* [REQUEST]
Copy every line of the records below that holds the word "القواعد".

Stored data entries
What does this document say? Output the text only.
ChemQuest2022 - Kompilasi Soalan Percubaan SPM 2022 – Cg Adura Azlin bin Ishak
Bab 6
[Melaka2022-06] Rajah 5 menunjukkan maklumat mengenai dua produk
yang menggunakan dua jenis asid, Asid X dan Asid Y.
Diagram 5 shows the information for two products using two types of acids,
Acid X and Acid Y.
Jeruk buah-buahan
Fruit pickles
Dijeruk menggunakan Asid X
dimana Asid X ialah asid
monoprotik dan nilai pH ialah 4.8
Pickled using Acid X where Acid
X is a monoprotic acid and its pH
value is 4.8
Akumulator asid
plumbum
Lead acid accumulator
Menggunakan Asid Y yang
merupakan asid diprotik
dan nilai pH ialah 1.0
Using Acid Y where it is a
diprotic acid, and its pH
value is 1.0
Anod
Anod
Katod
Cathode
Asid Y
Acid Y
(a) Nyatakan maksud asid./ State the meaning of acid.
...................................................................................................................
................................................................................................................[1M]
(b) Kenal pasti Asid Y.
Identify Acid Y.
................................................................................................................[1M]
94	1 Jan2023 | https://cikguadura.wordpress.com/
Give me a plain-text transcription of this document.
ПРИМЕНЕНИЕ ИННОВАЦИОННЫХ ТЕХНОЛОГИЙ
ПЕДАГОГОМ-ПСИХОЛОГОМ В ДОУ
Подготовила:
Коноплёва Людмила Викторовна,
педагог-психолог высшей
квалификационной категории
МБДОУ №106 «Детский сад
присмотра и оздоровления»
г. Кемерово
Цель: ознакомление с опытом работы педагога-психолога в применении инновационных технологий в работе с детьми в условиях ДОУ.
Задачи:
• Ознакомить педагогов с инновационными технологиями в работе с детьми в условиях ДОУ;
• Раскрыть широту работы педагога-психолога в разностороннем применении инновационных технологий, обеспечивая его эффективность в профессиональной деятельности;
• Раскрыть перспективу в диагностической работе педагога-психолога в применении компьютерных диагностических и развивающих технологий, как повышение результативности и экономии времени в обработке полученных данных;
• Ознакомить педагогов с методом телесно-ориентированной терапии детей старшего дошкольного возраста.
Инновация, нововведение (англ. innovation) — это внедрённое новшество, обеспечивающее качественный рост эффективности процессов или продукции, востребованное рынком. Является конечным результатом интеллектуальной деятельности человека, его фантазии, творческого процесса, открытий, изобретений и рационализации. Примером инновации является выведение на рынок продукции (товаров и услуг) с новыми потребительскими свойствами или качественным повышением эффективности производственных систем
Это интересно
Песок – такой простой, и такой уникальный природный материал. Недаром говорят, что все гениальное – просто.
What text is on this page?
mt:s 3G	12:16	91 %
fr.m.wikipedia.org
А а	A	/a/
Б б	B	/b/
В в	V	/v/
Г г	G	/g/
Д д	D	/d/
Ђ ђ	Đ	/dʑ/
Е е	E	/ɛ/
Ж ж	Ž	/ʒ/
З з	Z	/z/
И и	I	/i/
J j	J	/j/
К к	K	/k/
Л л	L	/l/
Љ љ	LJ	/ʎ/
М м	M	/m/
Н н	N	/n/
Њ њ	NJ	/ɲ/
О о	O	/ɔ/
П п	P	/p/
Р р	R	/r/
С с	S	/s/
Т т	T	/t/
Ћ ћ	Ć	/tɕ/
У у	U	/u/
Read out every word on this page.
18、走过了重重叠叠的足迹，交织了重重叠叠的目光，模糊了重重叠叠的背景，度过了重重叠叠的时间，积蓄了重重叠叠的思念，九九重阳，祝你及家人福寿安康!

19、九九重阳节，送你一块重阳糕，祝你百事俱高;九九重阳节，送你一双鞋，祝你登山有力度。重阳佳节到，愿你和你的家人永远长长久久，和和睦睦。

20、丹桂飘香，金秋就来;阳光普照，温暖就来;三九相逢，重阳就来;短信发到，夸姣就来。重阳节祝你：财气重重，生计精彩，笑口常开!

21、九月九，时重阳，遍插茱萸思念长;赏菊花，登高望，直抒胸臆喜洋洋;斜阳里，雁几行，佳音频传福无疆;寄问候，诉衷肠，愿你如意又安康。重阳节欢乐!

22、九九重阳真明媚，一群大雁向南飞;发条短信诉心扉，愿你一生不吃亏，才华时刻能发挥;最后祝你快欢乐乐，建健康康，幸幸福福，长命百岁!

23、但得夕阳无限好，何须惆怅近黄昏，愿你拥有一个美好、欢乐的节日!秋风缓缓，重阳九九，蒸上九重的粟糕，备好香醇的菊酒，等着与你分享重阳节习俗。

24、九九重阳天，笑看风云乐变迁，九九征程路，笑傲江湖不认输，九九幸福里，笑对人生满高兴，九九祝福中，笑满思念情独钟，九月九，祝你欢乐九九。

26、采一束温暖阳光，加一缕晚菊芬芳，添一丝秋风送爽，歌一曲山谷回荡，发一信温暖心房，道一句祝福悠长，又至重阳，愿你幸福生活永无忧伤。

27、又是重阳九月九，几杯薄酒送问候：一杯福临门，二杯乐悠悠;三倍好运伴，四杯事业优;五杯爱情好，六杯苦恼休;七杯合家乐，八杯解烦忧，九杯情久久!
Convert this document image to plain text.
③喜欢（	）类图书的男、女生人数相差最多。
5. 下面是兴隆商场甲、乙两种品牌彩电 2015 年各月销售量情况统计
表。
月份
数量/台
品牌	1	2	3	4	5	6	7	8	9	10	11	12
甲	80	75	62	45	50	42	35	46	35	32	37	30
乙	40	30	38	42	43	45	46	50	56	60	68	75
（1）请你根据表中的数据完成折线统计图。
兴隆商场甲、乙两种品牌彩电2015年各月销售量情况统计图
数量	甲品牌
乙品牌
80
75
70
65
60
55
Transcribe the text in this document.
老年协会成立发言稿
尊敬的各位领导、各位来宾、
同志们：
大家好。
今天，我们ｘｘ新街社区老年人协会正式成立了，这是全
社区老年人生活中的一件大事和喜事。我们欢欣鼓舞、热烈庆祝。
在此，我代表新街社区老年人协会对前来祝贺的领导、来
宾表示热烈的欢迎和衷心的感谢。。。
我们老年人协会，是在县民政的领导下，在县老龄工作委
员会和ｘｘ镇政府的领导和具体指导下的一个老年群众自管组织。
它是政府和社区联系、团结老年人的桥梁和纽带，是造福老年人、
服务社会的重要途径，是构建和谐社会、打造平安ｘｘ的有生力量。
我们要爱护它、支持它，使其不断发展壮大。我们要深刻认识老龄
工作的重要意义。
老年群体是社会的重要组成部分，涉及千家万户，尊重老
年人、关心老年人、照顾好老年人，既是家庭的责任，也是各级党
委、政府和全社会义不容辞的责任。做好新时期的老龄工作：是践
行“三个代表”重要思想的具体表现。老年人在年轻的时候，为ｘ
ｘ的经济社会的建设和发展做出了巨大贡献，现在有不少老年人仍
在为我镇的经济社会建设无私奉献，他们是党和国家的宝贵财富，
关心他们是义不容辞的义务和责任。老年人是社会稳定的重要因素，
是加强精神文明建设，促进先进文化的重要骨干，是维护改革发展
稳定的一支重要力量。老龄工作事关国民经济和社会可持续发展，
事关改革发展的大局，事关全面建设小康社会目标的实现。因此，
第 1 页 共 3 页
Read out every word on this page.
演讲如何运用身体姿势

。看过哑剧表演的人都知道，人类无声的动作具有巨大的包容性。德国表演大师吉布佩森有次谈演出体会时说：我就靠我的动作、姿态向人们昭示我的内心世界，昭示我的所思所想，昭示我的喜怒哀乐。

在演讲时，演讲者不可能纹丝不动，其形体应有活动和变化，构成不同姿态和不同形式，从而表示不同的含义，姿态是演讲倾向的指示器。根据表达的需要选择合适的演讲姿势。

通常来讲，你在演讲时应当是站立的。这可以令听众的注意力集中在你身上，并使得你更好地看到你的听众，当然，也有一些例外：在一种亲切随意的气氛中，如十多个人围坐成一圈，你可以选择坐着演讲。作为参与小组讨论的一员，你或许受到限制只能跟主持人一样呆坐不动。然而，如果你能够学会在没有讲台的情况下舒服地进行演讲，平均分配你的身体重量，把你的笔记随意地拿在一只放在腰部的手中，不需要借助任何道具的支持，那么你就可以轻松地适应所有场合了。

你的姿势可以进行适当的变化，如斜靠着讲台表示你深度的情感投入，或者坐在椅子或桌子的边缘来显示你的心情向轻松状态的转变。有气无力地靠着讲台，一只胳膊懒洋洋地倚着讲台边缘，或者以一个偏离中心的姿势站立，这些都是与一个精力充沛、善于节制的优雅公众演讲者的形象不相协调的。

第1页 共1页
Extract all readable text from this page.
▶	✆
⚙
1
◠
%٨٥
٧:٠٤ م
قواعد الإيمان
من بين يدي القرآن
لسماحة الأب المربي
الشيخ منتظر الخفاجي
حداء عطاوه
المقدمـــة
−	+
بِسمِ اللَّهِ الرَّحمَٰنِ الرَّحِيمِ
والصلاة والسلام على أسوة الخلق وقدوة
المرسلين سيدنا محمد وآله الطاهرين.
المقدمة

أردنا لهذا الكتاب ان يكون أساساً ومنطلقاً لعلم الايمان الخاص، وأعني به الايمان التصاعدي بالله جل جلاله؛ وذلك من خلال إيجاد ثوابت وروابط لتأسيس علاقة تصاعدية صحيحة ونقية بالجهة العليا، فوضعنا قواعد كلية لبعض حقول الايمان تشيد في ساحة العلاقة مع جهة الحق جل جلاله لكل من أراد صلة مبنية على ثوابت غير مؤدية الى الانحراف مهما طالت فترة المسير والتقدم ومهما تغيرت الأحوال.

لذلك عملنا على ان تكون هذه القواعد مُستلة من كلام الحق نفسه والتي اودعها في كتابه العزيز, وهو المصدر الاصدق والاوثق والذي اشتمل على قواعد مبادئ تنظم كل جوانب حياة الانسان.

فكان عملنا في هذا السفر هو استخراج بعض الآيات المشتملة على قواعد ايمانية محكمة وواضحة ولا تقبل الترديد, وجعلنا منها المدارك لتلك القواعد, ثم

* [FINISHED TASK]
لذلك عملنا على ان تكون هذه القواعد مُستلة من كلام الحق نفسه والتي اودعها في كتابه العزيز, وهو المصدر الاصدق والاوثق والذي اشتمل على قواعد مبادئ تنظم كل جوانب حياة الانسان.
فكان عملنا في هذا السفر هو استخراج بعض الآيات المشتملة على قواعد ايمانية محكمة وواضحة ولا تقبل الترديد, وجعلنا منها المدارك لتلك القواعد, ثم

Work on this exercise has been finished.